Entries from a visual dataset
----
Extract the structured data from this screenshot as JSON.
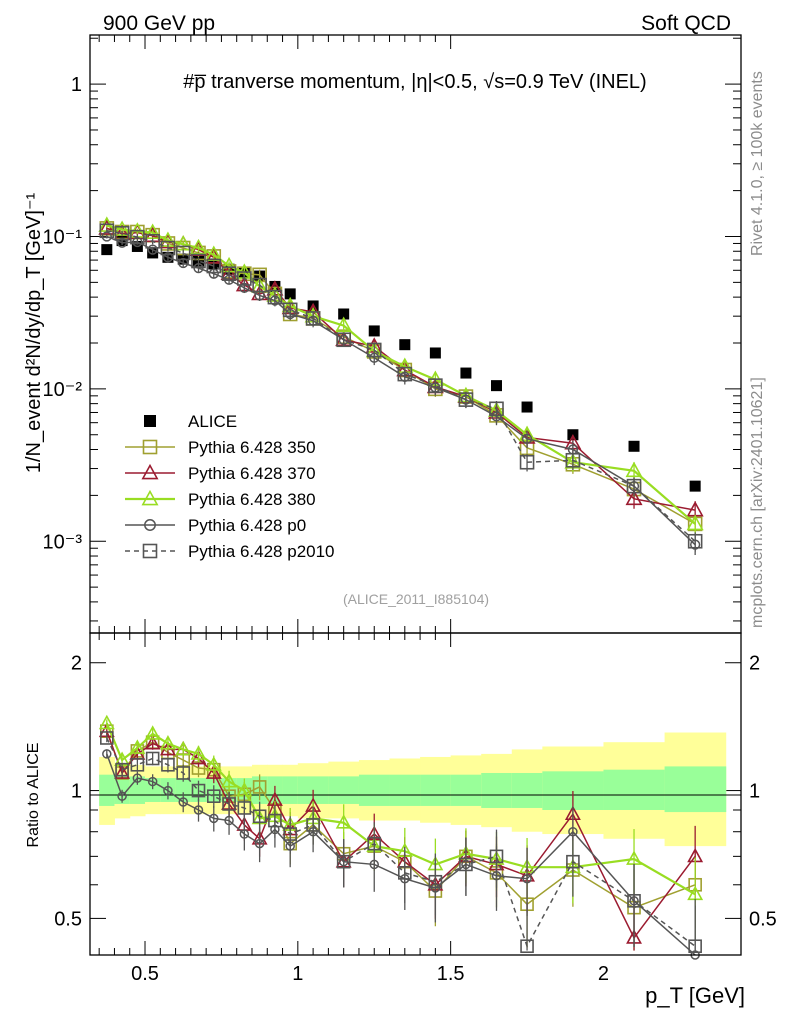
{
  "header": {
    "left": "900 GeV pp",
    "right": "Soft QCD"
  },
  "side": {
    "rivet": "Rivet 4.1.0, ≥ 100k events",
    "mcplots": "mcplots.cern.ch [arXiv:2401.10621]"
  },
  "analysis_tag": "(ALICE_2011_I885104)",
  "colors": {
    "alice": "#000000",
    "p350": "#a0a030",
    "p370": "#9b1b30",
    "p380": "#99dd22",
    "p0": "#555555",
    "p2010": "#555555",
    "band_outer": "#ffff99",
    "band_inner": "#99ff99"
  },
  "chart_data": [
    {
      "type": "scatter",
      "title": "#p̅ tranverse momentum, |η|<0.5, √s=0.9 TeV (INEL)",
      "ylabel": "1/N_event d²N/dy/dp_T [GeV]⁻¹",
      "xlabel": "p_T [GeV]",
      "xlim": [
        0.32,
        2.45
      ],
      "ylim": [
        0.00025,
        2.1
      ],
      "yscale": "log",
      "yticks": [
        {
          "v": 1,
          "label": "1"
        },
        {
          "v": 0.1,
          "label": "10⁻¹"
        },
        {
          "v": 0.01,
          "label": "10⁻²"
        },
        {
          "v": 0.001,
          "label": "10⁻³"
        }
      ],
      "x": [
        0.375,
        0.425,
        0.475,
        0.525,
        0.575,
        0.625,
        0.675,
        0.725,
        0.775,
        0.825,
        0.875,
        0.925,
        0.975,
        1.05,
        1.15,
        1.25,
        1.35,
        1.45,
        1.55,
        1.65,
        1.75,
        1.9,
        2.1,
        2.3
      ],
      "series": [
        {
          "name": "ALICE",
          "marker": "filled-square",
          "values": [
            0.082,
            0.094,
            0.086,
            0.078,
            0.073,
            0.071,
            0.069,
            0.066,
            0.061,
            0.058,
            0.055,
            0.047,
            0.042,
            0.035,
            0.031,
            0.024,
            0.0195,
            0.0172,
            0.0127,
            0.0105,
            0.0076,
            0.005,
            0.0042,
            0.0023
          ]
        },
        {
          "name": "Pythia 6.428 350",
          "marker": "open-square",
          "values": [
            0.113,
            0.107,
            0.107,
            0.102,
            0.09,
            0.084,
            0.078,
            0.074,
            0.059,
            0.057,
            0.056,
            0.042,
            0.031,
            0.029,
            0.022,
            0.0176,
            0.0133,
            0.01,
            0.0089,
            0.0067,
            0.0041,
            0.0032,
            0.0022,
            0.0013
          ]
        },
        {
          "name": "Pythia 6.428 370",
          "marker": "open-triangle",
          "values": [
            0.113,
            0.104,
            0.106,
            0.101,
            0.092,
            0.089,
            0.082,
            0.073,
            0.057,
            0.048,
            0.042,
            0.045,
            0.034,
            0.032,
            0.021,
            0.019,
            0.0133,
            0.0103,
            0.0089,
            0.007,
            0.0048,
            0.0044,
            0.0019,
            0.0016
          ]
        },
        {
          "name": "Pythia 6.428 380",
          "marker": "open-triangle",
          "values": [
            0.118,
            0.111,
            0.108,
            0.106,
            0.094,
            0.089,
            0.084,
            0.076,
            0.064,
            0.058,
            0.047,
            0.041,
            0.035,
            0.03,
            0.026,
            0.0177,
            0.014,
            0.0115,
            0.009,
            0.0072,
            0.005,
            0.0033,
            0.0029,
            0.0013
          ]
        },
        {
          "name": "Pythia 6.428 p0",
          "marker": "open-circle",
          "values": [
            0.1,
            0.091,
            0.092,
            0.082,
            0.073,
            0.067,
            0.062,
            0.057,
            0.052,
            0.046,
            0.041,
            0.038,
            0.031,
            0.028,
            0.021,
            0.016,
            0.012,
            0.0102,
            0.0085,
            0.0066,
            0.0047,
            0.004,
            0.0023,
            0.00095
          ]
        },
        {
          "name": "Pythia 6.428 p2010",
          "marker": "open-square",
          "dashed": true,
          "values": [
            0.109,
            0.105,
            0.099,
            0.093,
            0.084,
            0.078,
            0.069,
            0.064,
            0.057,
            0.053,
            0.048,
            0.04,
            0.033,
            0.029,
            0.021,
            0.018,
            0.0125,
            0.0105,
            0.0085,
            0.0074,
            0.0033,
            0.0034,
            0.0023,
            0.001
          ]
        }
      ]
    },
    {
      "type": "line",
      "ylabel": "Ratio to ALICE",
      "xlabel": "p_T [GeV]",
      "xlim": [
        0.32,
        2.45
      ],
      "ylim": [
        0.41,
        2.35
      ],
      "yscale": "log",
      "yticks": [
        {
          "v": 2,
          "label": "2"
        },
        {
          "v": 1,
          "label": "1"
        },
        {
          "v": 0.5,
          "label": "0.5"
        }
      ],
      "xticks": [
        {
          "v": 0.5,
          "label": "0.5"
        },
        {
          "v": 1,
          "label": "1"
        },
        {
          "v": 1.5,
          "label": "1.5"
        },
        {
          "v": 2,
          "label": "2"
        }
      ],
      "bin_edges": [
        0.35,
        0.4,
        0.45,
        0.5,
        0.55,
        0.6,
        0.65,
        0.7,
        0.75,
        0.8,
        0.85,
        0.9,
        0.95,
        1.0,
        1.1,
        1.2,
        1.3,
        1.4,
        1.5,
        1.6,
        1.7,
        1.8,
        2.0,
        2.2,
        2.4
      ],
      "band_inner": [
        [
          0.92,
          1.09
        ],
        [
          0.93,
          1.08
        ],
        [
          0.93,
          1.08
        ],
        [
          0.94,
          1.07
        ],
        [
          0.94,
          1.07
        ],
        [
          0.94,
          1.07
        ],
        [
          0.94,
          1.07
        ],
        [
          0.94,
          1.07
        ],
        [
          0.94,
          1.07
        ],
        [
          0.94,
          1.07
        ],
        [
          0.93,
          1.08
        ],
        [
          0.93,
          1.08
        ],
        [
          0.93,
          1.08
        ],
        [
          0.93,
          1.08
        ],
        [
          0.93,
          1.08
        ],
        [
          0.92,
          1.09
        ],
        [
          0.92,
          1.09
        ],
        [
          0.92,
          1.09
        ],
        [
          0.92,
          1.09
        ],
        [
          0.91,
          1.1
        ],
        [
          0.91,
          1.1
        ],
        [
          0.9,
          1.11
        ],
        [
          0.9,
          1.12
        ],
        [
          0.89,
          1.14
        ]
      ],
      "band_outer": [
        [
          0.83,
          1.2
        ],
        [
          0.86,
          1.16
        ],
        [
          0.87,
          1.15
        ],
        [
          0.88,
          1.14
        ],
        [
          0.88,
          1.14
        ],
        [
          0.88,
          1.14
        ],
        [
          0.88,
          1.14
        ],
        [
          0.88,
          1.14
        ],
        [
          0.88,
          1.14
        ],
        [
          0.88,
          1.14
        ],
        [
          0.87,
          1.15
        ],
        [
          0.87,
          1.15
        ],
        [
          0.87,
          1.15
        ],
        [
          0.86,
          1.16
        ],
        [
          0.86,
          1.17
        ],
        [
          0.85,
          1.18
        ],
        [
          0.85,
          1.19
        ],
        [
          0.84,
          1.2
        ],
        [
          0.83,
          1.21
        ],
        [
          0.82,
          1.22
        ],
        [
          0.8,
          1.25
        ],
        [
          0.79,
          1.27
        ],
        [
          0.77,
          1.3
        ],
        [
          0.74,
          1.37
        ]
      ],
      "x": [
        0.375,
        0.425,
        0.475,
        0.525,
        0.575,
        0.625,
        0.675,
        0.725,
        0.775,
        0.825,
        0.875,
        0.925,
        0.975,
        1.05,
        1.15,
        1.25,
        1.35,
        1.45,
        1.55,
        1.65,
        1.75,
        1.9,
        2.1,
        2.3
      ],
      "series": [
        {
          "name": "Pythia 6.428 350",
          "values": [
            1.38,
            1.1,
            1.24,
            1.3,
            1.23,
            1.18,
            1.13,
            1.12,
            0.97,
            0.98,
            1.02,
            0.9,
            0.75,
            0.83,
            0.71,
            0.74,
            0.68,
            0.58,
            0.7,
            0.64,
            0.54,
            0.65,
            0.53,
            0.6
          ]
        },
        {
          "name": "Pythia 6.428 370",
          "values": [
            1.38,
            1.1,
            1.22,
            1.29,
            1.25,
            1.25,
            1.19,
            1.1,
            0.93,
            0.83,
            0.77,
            0.95,
            0.81,
            0.92,
            0.68,
            0.79,
            0.68,
            0.6,
            0.7,
            0.67,
            0.63,
            0.88,
            0.45,
            0.7
          ]
        },
        {
          "name": "Pythia 6.428 380",
          "values": [
            1.44,
            1.18,
            1.26,
            1.36,
            1.29,
            1.25,
            1.22,
            1.15,
            1.05,
            1.0,
            0.86,
            0.87,
            0.83,
            0.86,
            0.84,
            0.74,
            0.72,
            0.67,
            0.71,
            0.69,
            0.66,
            0.66,
            0.69,
            0.57
          ]
        },
        {
          "name": "Pythia 6.428 p0",
          "values": [
            1.22,
            0.97,
            1.07,
            1.05,
            1.0,
            0.94,
            0.9,
            0.86,
            0.85,
            0.79,
            0.75,
            0.81,
            0.74,
            0.8,
            0.68,
            0.67,
            0.62,
            0.59,
            0.67,
            0.63,
            0.62,
            0.8,
            0.55,
            0.41
          ]
        },
        {
          "name": "Pythia 6.428 p2010",
          "values": [
            1.33,
            1.12,
            1.15,
            1.19,
            1.15,
            1.1,
            1.0,
            0.97,
            0.93,
            0.91,
            0.87,
            0.85,
            0.79,
            0.83,
            0.68,
            0.75,
            0.64,
            0.61,
            0.67,
            0.7,
            0.43,
            0.68,
            0.55,
            0.43
          ]
        }
      ]
    }
  ]
}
----
Exercise aim >>
Identify every line above that includes the word "ylabel", and show those lines.

Right answer >>
      "ylabel": "1/N_event d²N/dy/dp_T [GeV]⁻¹",
      "ylabel": "Ratio to ALICE",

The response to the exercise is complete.